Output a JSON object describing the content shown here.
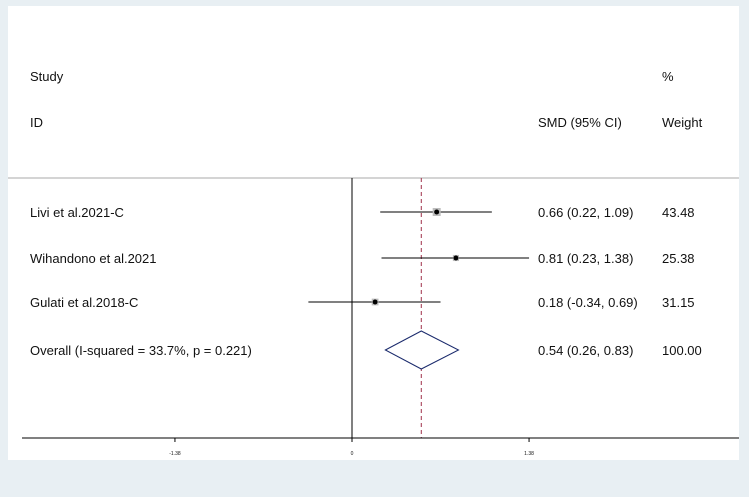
{
  "chart_data": {
    "type": "forest",
    "headers": {
      "study_line1": "Study",
      "study_line2": "ID",
      "effect": "SMD (95% CI)",
      "weight_line1": "%",
      "weight_line2": "Weight"
    },
    "studies": [
      {
        "label": "Livi et al.2021-C",
        "estimate": 0.66,
        "lower": 0.22,
        "upper": 1.09,
        "ci_text": "0.66 (0.22, 1.09)",
        "weight": 43.48,
        "weight_text": "43.48"
      },
      {
        "label": "Wihandono et al.2021",
        "estimate": 0.81,
        "lower": 0.23,
        "upper": 1.38,
        "ci_text": "0.81 (0.23, 1.38)",
        "weight": 25.38,
        "weight_text": "25.38"
      },
      {
        "label": "Gulati et al.2018-C",
        "estimate": 0.18,
        "lower": -0.34,
        "upper": 0.69,
        "ci_text": "0.18 (-0.34, 0.69)",
        "weight": 31.15,
        "weight_text": "31.15"
      }
    ],
    "overall": {
      "label": "Overall  (I-squared = 33.7%, p = 0.221)",
      "estimate": 0.54,
      "lower": 0.26,
      "upper": 0.83,
      "ci_text": "0.54 (0.26, 0.83)",
      "weight_text": "100.00"
    },
    "x_ticks": [
      {
        "value": -1.38,
        "label": "-1.38"
      },
      {
        "value": 0,
        "label": "0"
      },
      {
        "value": 1.38,
        "label": "1.38"
      }
    ],
    "xlim": [
      -1.38,
      1.38
    ],
    "null_line": 0,
    "colors": {
      "page_background": "#e8eff3",
      "panel": "#ffffff",
      "ci_line": "#000000",
      "diamond": "#1a2a6c",
      "overall_line": "#a0304a",
      "weight_box": "#bdbdbd"
    }
  }
}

------------------------------

Locate the word "lower" in the records and collect each line it appears in.

        "lower": 0.22,
        "lower": 0.23,
        "lower": -0.34,
      "lower": 0.26,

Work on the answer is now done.